Problem to work on >>
Find each line with "involvement" and copy it.
:: Record set
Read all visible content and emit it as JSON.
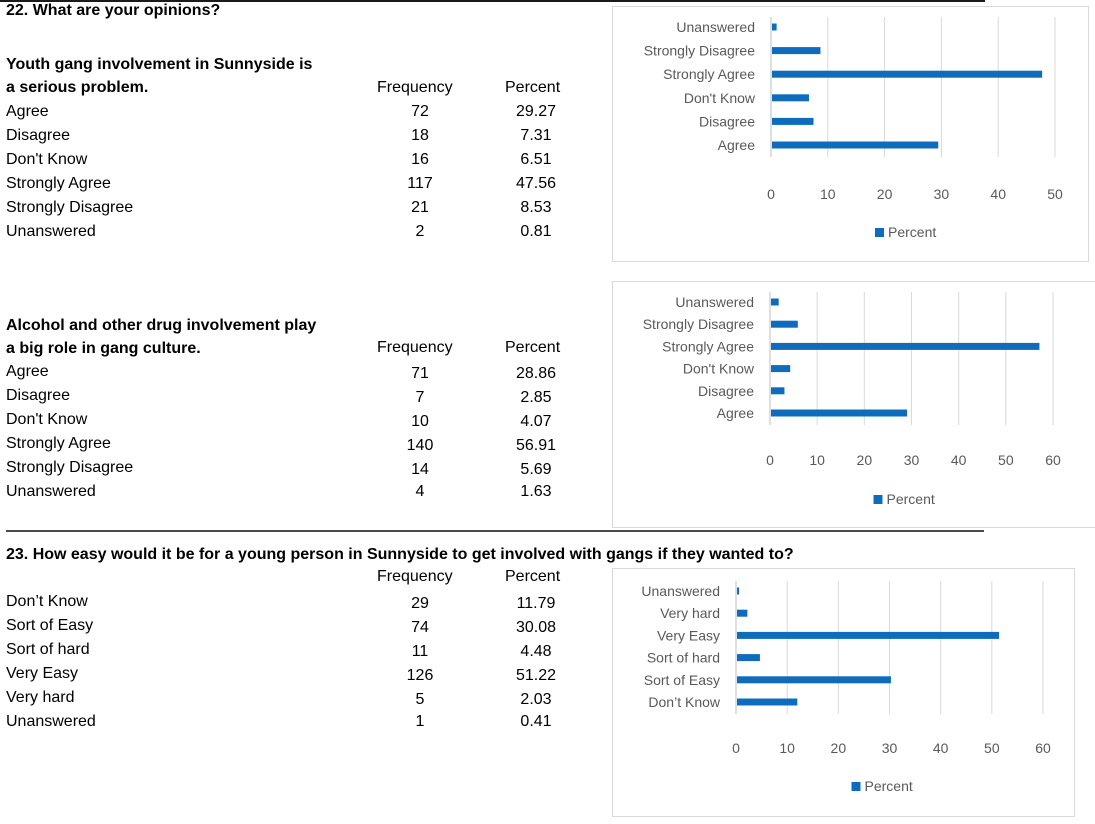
{
  "q22": {
    "title": "22. What are your opinions?",
    "s1": {
      "title_line1": "Youth gang involvement in Sunnyside is",
      "title_line2": "a serious problem.",
      "freq_header": "Frequency",
      "pct_header": "Percent",
      "rows": [
        {
          "label": "Agree",
          "freq": "72",
          "pct": "29.27"
        },
        {
          "label": "Disagree",
          "freq": "18",
          "pct": "7.31"
        },
        {
          "label": "Don't Know",
          "freq": "16",
          "pct": "6.51"
        },
        {
          "label": "Strongly Agree",
          "freq": "117",
          "pct": "47.56"
        },
        {
          "label": "Strongly Disagree",
          "freq": "21",
          "pct": "8.53"
        },
        {
          "label": "Unanswered",
          "freq": "2",
          "pct": "0.81"
        }
      ]
    },
    "s2": {
      "title_line1": "Alcohol and other drug involvement play",
      "title_line2": "a big role in gang culture.",
      "freq_header": "Frequency",
      "pct_header": "Percent",
      "rows": [
        {
          "label": "Agree",
          "freq": "71",
          "pct": "28.86"
        },
        {
          "label": "Disagree",
          "freq": "7",
          "pct": "2.85"
        },
        {
          "label": "Don't Know",
          "freq": "10",
          "pct": "4.07"
        },
        {
          "label": "Strongly Agree",
          "freq": "140",
          "pct": "56.91"
        },
        {
          "label": "Strongly Disagree",
          "freq": "14",
          "pct": "5.69"
        },
        {
          "label": "Unanswered",
          "freq": "4",
          "pct": "1.63"
        }
      ]
    }
  },
  "q23": {
    "title": "23. How easy would it be for a young person in Sunnyside to get involved with gangs if they wanted to?",
    "freq_header": "Frequency",
    "pct_header": "Percent",
    "rows": [
      {
        "label": "Don’t Know",
        "freq": "29",
        "pct": "11.79"
      },
      {
        "label": "Sort of Easy",
        "freq": "74",
        "pct": "30.08"
      },
      {
        "label": "Sort of hard",
        "freq": "11",
        "pct": "4.48"
      },
      {
        "label": "Very Easy",
        "freq": "126",
        "pct": "51.22"
      },
      {
        "label": "Very hard",
        "freq": "5",
        "pct": "2.03"
      },
      {
        "label": "Unanswered",
        "freq": "1",
        "pct": "0.41"
      }
    ]
  },
  "chart_data": [
    {
      "type": "bar",
      "orientation": "horizontal",
      "categories": [
        "Unanswered",
        "Strongly Disagree",
        "Strongly Agree",
        "Don't Know",
        "Disagree",
        "Agree"
      ],
      "series": [
        {
          "name": "Percent",
          "values": [
            0.81,
            8.53,
            47.56,
            6.51,
            7.31,
            29.27
          ],
          "color": "#0f6cbd"
        }
      ],
      "xlim": [
        0,
        50
      ],
      "ticks": [
        0,
        10,
        20,
        30,
        40,
        50
      ],
      "grid": true,
      "legend": "bottom"
    },
    {
      "type": "bar",
      "orientation": "horizontal",
      "categories": [
        "Unanswered",
        "Strongly Disagree",
        "Strongly Agree",
        "Don't Know",
        "Disagree",
        "Agree"
      ],
      "series": [
        {
          "name": "Percent",
          "values": [
            1.63,
            5.69,
            56.91,
            4.07,
            2.85,
            28.86
          ],
          "color": "#0f6cbd"
        }
      ],
      "xlim": [
        0,
        60
      ],
      "ticks": [
        0,
        10,
        20,
        30,
        40,
        50,
        60
      ],
      "grid": true,
      "legend": "bottom"
    },
    {
      "type": "bar",
      "orientation": "horizontal",
      "categories": [
        "Unanswered",
        "Very hard",
        "Very Easy",
        "Sort of hard",
        "Sort of Easy",
        "Don’t Know"
      ],
      "series": [
        {
          "name": "Percent",
          "values": [
            0.41,
            2.03,
            51.22,
            4.48,
            30.08,
            11.79
          ],
          "color": "#0f6cbd"
        }
      ],
      "xlim": [
        0,
        60
      ],
      "ticks": [
        0,
        10,
        20,
        30,
        40,
        50,
        60
      ],
      "grid": true,
      "legend": "bottom"
    }
  ]
}
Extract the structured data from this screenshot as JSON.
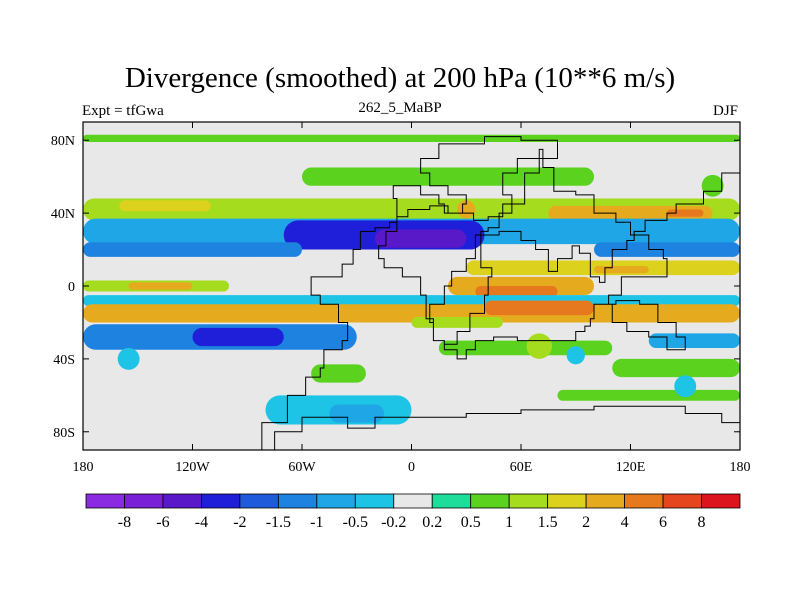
{
  "header": {
    "title": "Divergence (smoothed) at 200 hPa (10**6 m/s)",
    "left_label": "Expt = tfGwa",
    "center_label": "262_5_MaBP",
    "right_label": "DJF"
  },
  "chart_data": {
    "type": "heatmap",
    "title": "Divergence (smoothed) at 200 hPa (10**6 m/s)",
    "projection": "cylindrical equidistant",
    "xlim": [
      -180,
      180
    ],
    "ylim": [
      -90,
      90
    ],
    "x_ticks": [
      {
        "value": -180,
        "label": "180"
      },
      {
        "value": -120,
        "label": "120W"
      },
      {
        "value": -60,
        "label": "60W"
      },
      {
        "value": 0,
        "label": "0"
      },
      {
        "value": 60,
        "label": "60E"
      },
      {
        "value": 120,
        "label": "120E"
      },
      {
        "value": 180,
        "label": "180"
      }
    ],
    "y_ticks": [
      {
        "value": 80,
        "label": "80N"
      },
      {
        "value": 40,
        "label": "40N"
      },
      {
        "value": 0,
        "label": "0"
      },
      {
        "value": -40,
        "label": "40S"
      },
      {
        "value": -80,
        "label": "80S"
      }
    ],
    "colorbar": {
      "colors": [
        "#8a2be2",
        "#7a21d8",
        "#5a19c8",
        "#1f1fd9",
        "#1e5ad9",
        "#1e82e0",
        "#1ea6e6",
        "#1ec4e6",
        "#e8e8e8",
        "#1edc9a",
        "#5ad21e",
        "#a6dc1e",
        "#dcd21e",
        "#e6aa1e",
        "#e6781e",
        "#e6461e",
        "#dc141e"
      ],
      "labels": [
        "-8",
        "-6",
        "-4",
        "-2",
        "-1.5",
        "-1",
        "-0.5",
        "-0.2",
        "0.2",
        "0.5",
        "1",
        "1.5",
        "2",
        "4",
        "6",
        "8"
      ],
      "neutral_band": [
        -0.2,
        0.2
      ]
    },
    "bands": [
      {
        "lat_center": 81,
        "lat_half_width": 2,
        "lon_start": -180,
        "lon_end": 180,
        "value": 0.6
      },
      {
        "lat_center": 60,
        "lat_half_width": 5,
        "lon_start": -60,
        "lon_end": 100,
        "value": 0.8
      },
      {
        "lat_center": 42,
        "lat_half_width": 6,
        "lon_start": -180,
        "lon_end": 180,
        "value": 1.0
      },
      {
        "lat_center": 44,
        "lat_half_width": 3,
        "lon_start": -160,
        "lon_end": -110,
        "value": 1.6
      },
      {
        "lat_center": 40,
        "lat_half_width": 4,
        "lon_start": 75,
        "lon_end": 165,
        "value": 2.2
      },
      {
        "lat_center": 40,
        "lat_half_width": 2,
        "lon_start": 140,
        "lon_end": 160,
        "value": 4.5
      },
      {
        "lat_center": 30,
        "lat_half_width": 7,
        "lon_start": -180,
        "lon_end": 180,
        "value": -0.6
      },
      {
        "lat_center": 28,
        "lat_half_width": 8,
        "lon_start": -70,
        "lon_end": 40,
        "value": -2.5
      },
      {
        "lat_center": 26,
        "lat_half_width": 5,
        "lon_start": -20,
        "lon_end": 30,
        "value": -4.5
      },
      {
        "lat_center": 20,
        "lat_half_width": 4,
        "lon_start": -180,
        "lon_end": -60,
        "value": -1.5
      },
      {
        "lat_center": 20,
        "lat_half_width": 4,
        "lon_start": 100,
        "lon_end": 180,
        "value": -1.2
      },
      {
        "lat_center": 10,
        "lat_half_width": 4,
        "lon_start": 30,
        "lon_end": 180,
        "value": 1.5
      },
      {
        "lat_center": 9,
        "lat_half_width": 2,
        "lon_start": 100,
        "lon_end": 130,
        "value": 2.5
      },
      {
        "lat_center": 0,
        "lat_half_width": 3,
        "lon_start": -180,
        "lon_end": -100,
        "value": 1.2
      },
      {
        "lat_center": 0,
        "lat_half_width": 2,
        "lon_start": -155,
        "lon_end": -120,
        "value": 2.2
      },
      {
        "lat_center": 0,
        "lat_half_width": 5,
        "lon_start": 20,
        "lon_end": 100,
        "value": 2.5
      },
      {
        "lat_center": -3,
        "lat_half_width": 3,
        "lon_start": 35,
        "lon_end": 80,
        "value": 4.5
      },
      {
        "lat_center": -8,
        "lat_half_width": 3,
        "lon_start": -180,
        "lon_end": 180,
        "value": -0.5
      },
      {
        "lat_center": -15,
        "lat_half_width": 5,
        "lon_start": -180,
        "lon_end": 180,
        "value": 2.2
      },
      {
        "lat_center": -15,
        "lat_half_width": 3,
        "lon_start": -100,
        "lon_end": 60,
        "value": 3.5
      },
      {
        "lat_center": -12,
        "lat_half_width": 4,
        "lon_start": 40,
        "lon_end": 100,
        "value": 5.0
      },
      {
        "lat_center": -20,
        "lat_half_width": 3,
        "lon_start": 0,
        "lon_end": 50,
        "value": 1.2
      },
      {
        "lat_center": -28,
        "lat_half_width": 7,
        "lon_start": -180,
        "lon_end": -30,
        "value": -1.2
      },
      {
        "lat_center": -28,
        "lat_half_width": 5,
        "lon_start": -120,
        "lon_end": -70,
        "value": -2.5
      },
      {
        "lat_center": -30,
        "lat_half_width": 4,
        "lon_start": 130,
        "lon_end": 180,
        "value": -1.0
      },
      {
        "lat_center": -34,
        "lat_half_width": 4,
        "lon_start": 15,
        "lon_end": 110,
        "value": 0.8
      },
      {
        "lat_center": -48,
        "lat_half_width": 5,
        "lon_start": -55,
        "lon_end": -25,
        "value": 0.9
      },
      {
        "lat_center": -45,
        "lat_half_width": 5,
        "lon_start": 110,
        "lon_end": 180,
        "value": 0.8
      },
      {
        "lat_center": -60,
        "lat_half_width": 3,
        "lon_start": 80,
        "lon_end": 180,
        "value": 0.6
      },
      {
        "lat_center": -68,
        "lat_half_width": 8,
        "lon_start": -80,
        "lon_end": 0,
        "value": -0.5
      },
      {
        "lat_center": -70,
        "lat_half_width": 5,
        "lon_start": -45,
        "lon_end": -15,
        "value": -0.8
      }
    ],
    "blobs": [
      {
        "lon": -155,
        "lat": -40,
        "radius": 6,
        "value": -0.5
      },
      {
        "lon": 70,
        "lat": -33,
        "radius": 7,
        "value": 1.2
      },
      {
        "lon": 90,
        "lat": -38,
        "radius": 5,
        "value": -0.5
      },
      {
        "lon": 165,
        "lat": 55,
        "radius": 6,
        "value": 0.8
      },
      {
        "lon": 30,
        "lat": 42,
        "radius": 5,
        "value": 2.0
      },
      {
        "lon": 150,
        "lat": -55,
        "radius": 6,
        "value": -0.5
      }
    ],
    "land_outline": [
      [
        [
          -85,
          -90
        ],
        [
          -82,
          -75
        ],
        [
          -70,
          -75
        ],
        [
          -68,
          -60
        ],
        [
          -60,
          -60
        ],
        [
          -58,
          -50
        ],
        [
          -50,
          -45
        ],
        [
          -48,
          -35
        ],
        [
          -38,
          -30
        ],
        [
          -35,
          -20
        ],
        [
          -40,
          -10
        ],
        [
          -50,
          -5
        ],
        [
          -55,
          5
        ],
        [
          -38,
          12
        ],
        [
          -32,
          20
        ],
        [
          -28,
          30
        ],
        [
          -20,
          32
        ],
        [
          -12,
          35
        ],
        [
          -8,
          48
        ],
        [
          -10,
          55
        ],
        [
          0,
          55
        ],
        [
          5,
          50
        ],
        [
          15,
          45
        ],
        [
          18,
          40
        ],
        [
          26,
          40
        ],
        [
          34,
          36
        ],
        [
          42,
          38
        ],
        [
          50,
          45
        ],
        [
          55,
          50
        ],
        [
          50,
          62
        ],
        [
          58,
          70
        ],
        [
          70,
          75
        ],
        [
          72,
          65
        ],
        [
          78,
          52
        ],
        [
          90,
          50
        ],
        [
          100,
          40
        ],
        [
          112,
          35
        ],
        [
          120,
          28
        ],
        [
          130,
          20
        ],
        [
          138,
          15
        ],
        [
          140,
          5
        ],
        [
          120,
          5
        ],
        [
          115,
          -5
        ],
        [
          108,
          -10
        ],
        [
          110,
          -20
        ],
        [
          118,
          -25
        ],
        [
          130,
          -28
        ],
        [
          140,
          -35
        ],
        [
          148,
          -35
        ],
        [
          150,
          -28
        ],
        [
          145,
          -20
        ],
        [
          135,
          -10
        ],
        [
          125,
          -8
        ],
        [
          112,
          -10
        ],
        [
          100,
          -18
        ],
        [
          98,
          -22
        ],
        [
          95,
          -25
        ],
        [
          90,
          -30
        ],
        [
          70,
          -30
        ],
        [
          58,
          -28
        ],
        [
          45,
          -30
        ],
        [
          35,
          -35
        ],
        [
          30,
          -40
        ],
        [
          25,
          -35
        ],
        [
          18,
          -30
        ],
        [
          12,
          -18
        ],
        [
          8,
          -5
        ],
        [
          5,
          5
        ],
        [
          -5,
          10
        ],
        [
          -15,
          15
        ],
        [
          -18,
          22
        ],
        [
          -14,
          30
        ],
        [
          -8,
          38
        ],
        [
          -2,
          42
        ],
        [
          10,
          44
        ],
        [
          20,
          40
        ],
        [
          28,
          45
        ],
        [
          30,
          50
        ],
        [
          20,
          55
        ],
        [
          10,
          62
        ],
        [
          5,
          70
        ],
        [
          15,
          78
        ],
        [
          40,
          82
        ],
        [
          60,
          80
        ],
        [
          80,
          78
        ],
        [
          80,
          70
        ],
        [
          70,
          62
        ],
        [
          62,
          58
        ],
        [
          62,
          45
        ],
        [
          55,
          40
        ],
        [
          48,
          32
        ],
        [
          42,
          30
        ],
        [
          38,
          20
        ],
        [
          38,
          10
        ],
        [
          44,
          5
        ],
        [
          42,
          -5
        ],
        [
          40,
          -15
        ],
        [
          32,
          -25
        ],
        [
          25,
          -32
        ],
        [
          18,
          -30
        ],
        [
          12,
          -20
        ],
        [
          10,
          -10
        ],
        [
          18,
          0
        ],
        [
          22,
          8
        ],
        [
          30,
          15
        ],
        [
          35,
          28
        ],
        [
          48,
          30
        ],
        [
          60,
          25
        ],
        [
          68,
          20
        ],
        [
          75,
          8
        ],
        [
          80,
          15
        ],
        [
          88,
          22
        ],
        [
          92,
          18
        ],
        [
          98,
          5
        ],
        [
          103,
          2
        ],
        [
          106,
          10
        ],
        [
          110,
          20
        ],
        [
          118,
          25
        ],
        [
          122,
          30
        ],
        [
          128,
          36
        ],
        [
          140,
          40
        ],
        [
          145,
          45
        ],
        [
          160,
          52
        ],
        [
          170,
          62
        ],
        [
          180,
          68
        ],
        [
          180,
          -90
        ]
      ],
      [
        [
          -80,
          -92
        ],
        [
          -75,
          -80
        ],
        [
          -60,
          -72
        ],
        [
          -35,
          -78
        ],
        [
          -20,
          -72
        ],
        [
          0,
          -72
        ],
        [
          30,
          -70
        ],
        [
          60,
          -68
        ],
        [
          80,
          -68
        ],
        [
          100,
          -66
        ],
        [
          130,
          -66
        ],
        [
          150,
          -70
        ],
        [
          170,
          -75
        ],
        [
          180,
          -80
        ]
      ]
    ]
  }
}
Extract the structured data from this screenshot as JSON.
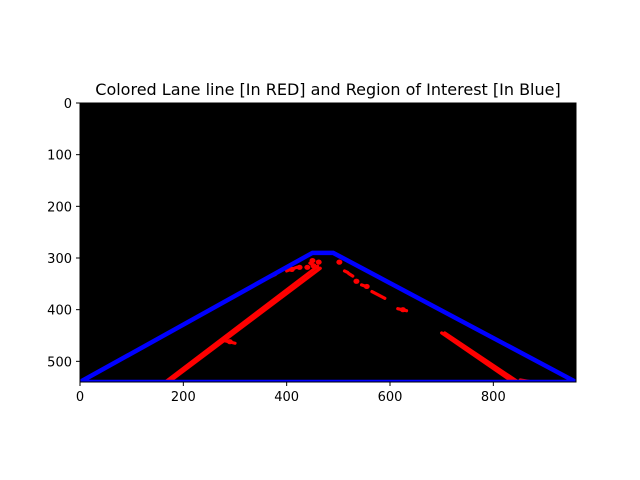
::::
Solution for this task >>
      "title_line1": "Youth gang involvement in Sunnyside is",
      "title_line1": "Alcohol and other drug involvement play",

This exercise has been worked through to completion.